## [Exercise details]
Render the entries starting at the line that contains "List each element" and ending at the line that contains "svg-text:(вид со стороны" as a numbered list, leaving out blank lines and pictures.
'''
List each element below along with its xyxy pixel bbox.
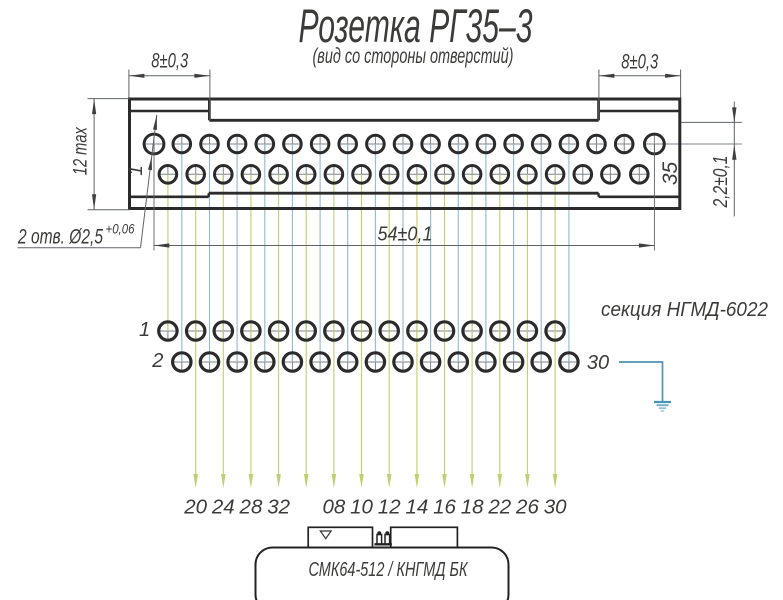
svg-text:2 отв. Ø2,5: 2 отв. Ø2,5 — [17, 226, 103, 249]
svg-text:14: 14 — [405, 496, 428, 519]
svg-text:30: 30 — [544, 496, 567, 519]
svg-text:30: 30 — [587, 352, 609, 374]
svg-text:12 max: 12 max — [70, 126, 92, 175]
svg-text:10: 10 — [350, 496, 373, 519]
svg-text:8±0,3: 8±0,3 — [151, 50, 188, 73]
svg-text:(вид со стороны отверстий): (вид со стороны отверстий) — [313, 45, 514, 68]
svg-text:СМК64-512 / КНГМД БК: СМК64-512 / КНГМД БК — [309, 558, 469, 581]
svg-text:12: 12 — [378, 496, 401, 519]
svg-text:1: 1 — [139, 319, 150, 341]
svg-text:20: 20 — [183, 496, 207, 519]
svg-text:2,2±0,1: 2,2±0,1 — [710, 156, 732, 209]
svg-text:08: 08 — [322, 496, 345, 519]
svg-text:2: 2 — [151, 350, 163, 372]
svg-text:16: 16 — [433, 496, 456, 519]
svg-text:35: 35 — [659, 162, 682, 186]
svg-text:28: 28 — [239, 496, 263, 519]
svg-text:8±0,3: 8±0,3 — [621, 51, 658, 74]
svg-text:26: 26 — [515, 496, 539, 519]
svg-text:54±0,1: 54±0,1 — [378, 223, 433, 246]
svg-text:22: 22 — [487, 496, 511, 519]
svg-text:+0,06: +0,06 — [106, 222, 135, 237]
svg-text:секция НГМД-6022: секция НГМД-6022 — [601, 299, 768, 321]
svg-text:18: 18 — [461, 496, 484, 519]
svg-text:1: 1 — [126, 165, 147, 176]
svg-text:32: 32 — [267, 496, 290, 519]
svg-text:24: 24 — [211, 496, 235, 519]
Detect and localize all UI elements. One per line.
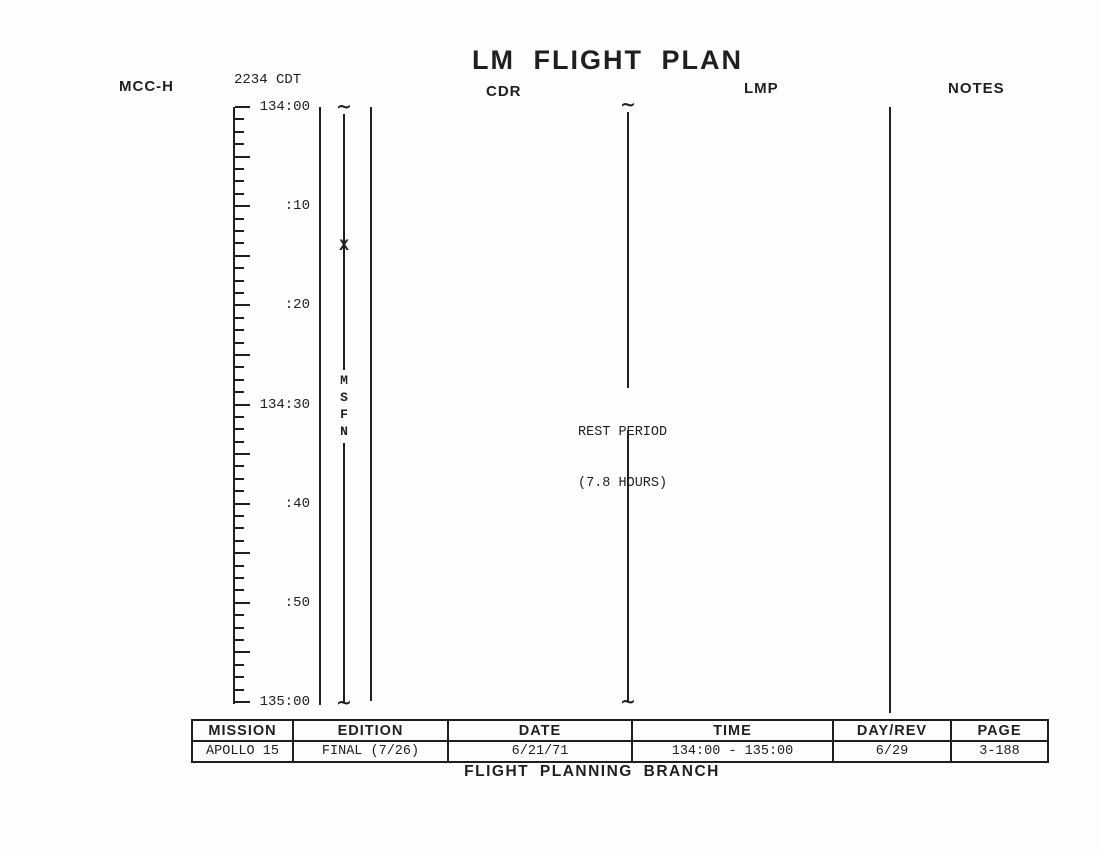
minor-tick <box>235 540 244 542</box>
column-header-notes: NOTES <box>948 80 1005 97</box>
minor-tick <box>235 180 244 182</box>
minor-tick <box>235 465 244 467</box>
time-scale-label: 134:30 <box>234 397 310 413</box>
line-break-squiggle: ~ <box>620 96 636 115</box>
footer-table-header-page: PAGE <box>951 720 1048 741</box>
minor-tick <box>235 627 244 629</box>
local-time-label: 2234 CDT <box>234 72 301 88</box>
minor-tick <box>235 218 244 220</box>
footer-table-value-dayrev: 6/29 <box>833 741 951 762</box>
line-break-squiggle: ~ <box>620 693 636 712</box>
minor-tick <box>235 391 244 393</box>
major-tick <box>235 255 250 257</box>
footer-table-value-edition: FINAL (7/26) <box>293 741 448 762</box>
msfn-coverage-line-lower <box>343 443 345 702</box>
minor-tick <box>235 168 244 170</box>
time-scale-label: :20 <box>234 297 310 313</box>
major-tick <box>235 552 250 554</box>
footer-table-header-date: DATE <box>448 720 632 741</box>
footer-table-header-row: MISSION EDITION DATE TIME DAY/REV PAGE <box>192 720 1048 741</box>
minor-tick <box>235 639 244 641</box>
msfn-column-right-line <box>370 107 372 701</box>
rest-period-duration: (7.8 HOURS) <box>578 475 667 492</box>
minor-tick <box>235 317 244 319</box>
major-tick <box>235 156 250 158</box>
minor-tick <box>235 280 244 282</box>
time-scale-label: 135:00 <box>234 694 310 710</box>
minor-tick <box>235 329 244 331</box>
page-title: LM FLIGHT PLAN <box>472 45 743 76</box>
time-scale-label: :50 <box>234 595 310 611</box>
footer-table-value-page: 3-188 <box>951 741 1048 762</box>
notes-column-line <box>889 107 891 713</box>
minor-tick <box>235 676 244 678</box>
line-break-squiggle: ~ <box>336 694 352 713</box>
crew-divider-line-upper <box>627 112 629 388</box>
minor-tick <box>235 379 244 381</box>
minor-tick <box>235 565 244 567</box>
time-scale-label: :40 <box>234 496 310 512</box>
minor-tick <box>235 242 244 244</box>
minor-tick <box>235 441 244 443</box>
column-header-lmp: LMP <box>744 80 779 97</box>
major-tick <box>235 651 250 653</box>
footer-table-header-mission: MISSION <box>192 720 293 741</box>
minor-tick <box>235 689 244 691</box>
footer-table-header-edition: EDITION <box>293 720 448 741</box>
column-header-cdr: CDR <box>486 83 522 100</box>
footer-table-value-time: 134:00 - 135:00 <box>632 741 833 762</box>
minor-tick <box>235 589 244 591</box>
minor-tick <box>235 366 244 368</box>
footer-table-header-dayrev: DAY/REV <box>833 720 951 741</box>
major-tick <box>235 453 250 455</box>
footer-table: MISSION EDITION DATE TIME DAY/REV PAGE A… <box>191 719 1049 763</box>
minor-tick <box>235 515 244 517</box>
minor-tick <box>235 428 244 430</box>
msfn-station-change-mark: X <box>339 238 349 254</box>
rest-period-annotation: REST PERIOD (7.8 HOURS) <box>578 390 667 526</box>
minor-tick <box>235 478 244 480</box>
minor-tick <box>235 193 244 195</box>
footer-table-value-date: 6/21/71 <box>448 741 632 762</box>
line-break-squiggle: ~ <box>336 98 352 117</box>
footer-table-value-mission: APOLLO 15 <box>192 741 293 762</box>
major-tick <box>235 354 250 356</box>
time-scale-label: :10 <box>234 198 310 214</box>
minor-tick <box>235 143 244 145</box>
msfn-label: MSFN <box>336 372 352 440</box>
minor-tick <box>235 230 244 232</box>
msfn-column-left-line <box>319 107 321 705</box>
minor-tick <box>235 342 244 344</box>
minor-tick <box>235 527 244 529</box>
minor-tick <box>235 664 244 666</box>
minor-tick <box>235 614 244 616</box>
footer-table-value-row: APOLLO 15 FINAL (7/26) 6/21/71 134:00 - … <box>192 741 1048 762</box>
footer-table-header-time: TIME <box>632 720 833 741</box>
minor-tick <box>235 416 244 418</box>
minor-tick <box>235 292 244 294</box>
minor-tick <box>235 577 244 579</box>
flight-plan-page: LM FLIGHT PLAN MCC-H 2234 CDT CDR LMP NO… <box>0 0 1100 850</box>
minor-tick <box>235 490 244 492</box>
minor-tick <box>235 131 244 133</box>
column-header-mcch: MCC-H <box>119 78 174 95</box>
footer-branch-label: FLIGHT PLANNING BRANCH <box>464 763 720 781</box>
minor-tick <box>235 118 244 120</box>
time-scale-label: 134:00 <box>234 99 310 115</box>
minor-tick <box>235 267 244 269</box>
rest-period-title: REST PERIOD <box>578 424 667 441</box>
'''
'''
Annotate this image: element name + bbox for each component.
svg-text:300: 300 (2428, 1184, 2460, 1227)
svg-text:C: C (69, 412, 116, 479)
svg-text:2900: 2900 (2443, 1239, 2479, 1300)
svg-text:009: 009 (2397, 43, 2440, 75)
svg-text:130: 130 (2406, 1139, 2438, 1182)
'''
'''
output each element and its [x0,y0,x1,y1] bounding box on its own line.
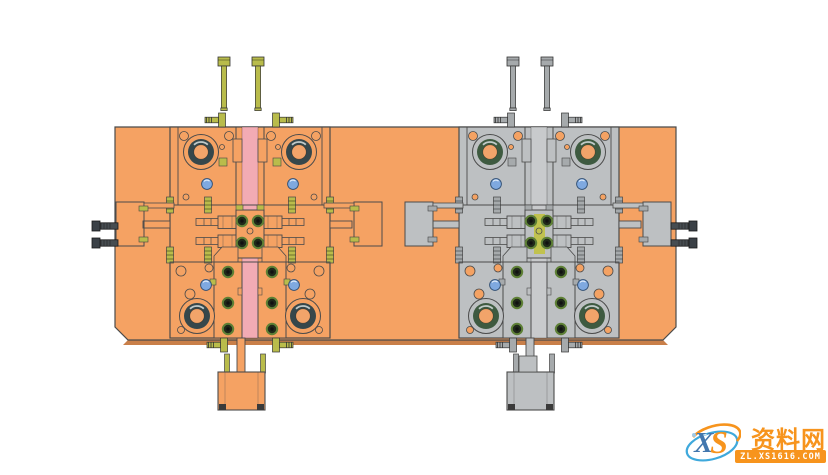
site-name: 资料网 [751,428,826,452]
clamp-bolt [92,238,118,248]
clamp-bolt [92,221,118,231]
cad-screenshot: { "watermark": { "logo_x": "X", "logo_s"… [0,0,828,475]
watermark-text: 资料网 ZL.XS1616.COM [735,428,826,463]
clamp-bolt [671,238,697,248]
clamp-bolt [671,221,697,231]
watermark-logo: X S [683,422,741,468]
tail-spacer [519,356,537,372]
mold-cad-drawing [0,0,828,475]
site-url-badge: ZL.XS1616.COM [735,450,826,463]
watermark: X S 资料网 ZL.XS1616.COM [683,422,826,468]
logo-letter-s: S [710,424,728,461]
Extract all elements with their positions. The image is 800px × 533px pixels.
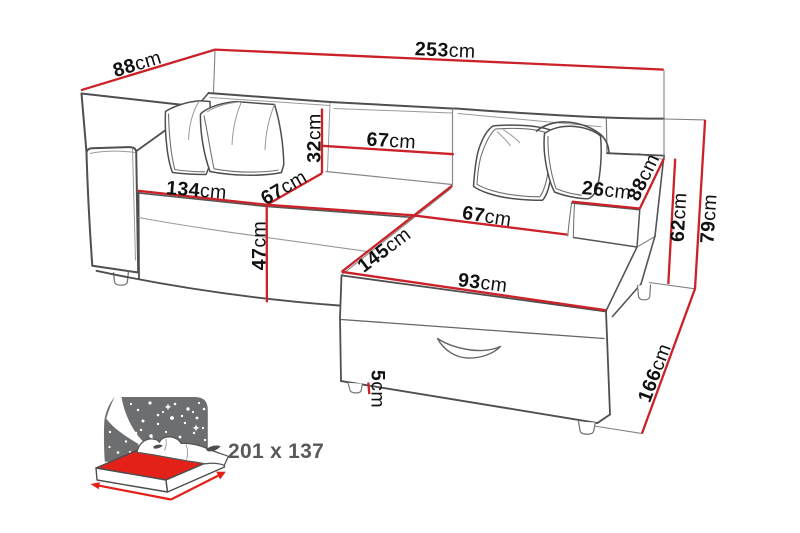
'''
## [Solution below]
1. List each element below along with its xyxy pixel bbox.
2. svg-text:2 отв. Ø2,5: 2 отв. Ø2,5 — [17, 226, 103, 249]
3. svg-text:14: 14 — [405, 496, 428, 519]
4. svg-text:30: 30 — [544, 496, 567, 519]
5. svg-text:30: 30 — [587, 352, 609, 374]
6. svg-text:12 max: 12 max — [70, 126, 92, 175]
7. svg-text:10: 10 — [350, 496, 373, 519]
8. svg-text:8±0,3: 8±0,3 — [151, 50, 188, 73]
9. svg-text:(вид со стороны отверстий): (вид со стороны отверстий) — [313, 45, 514, 68]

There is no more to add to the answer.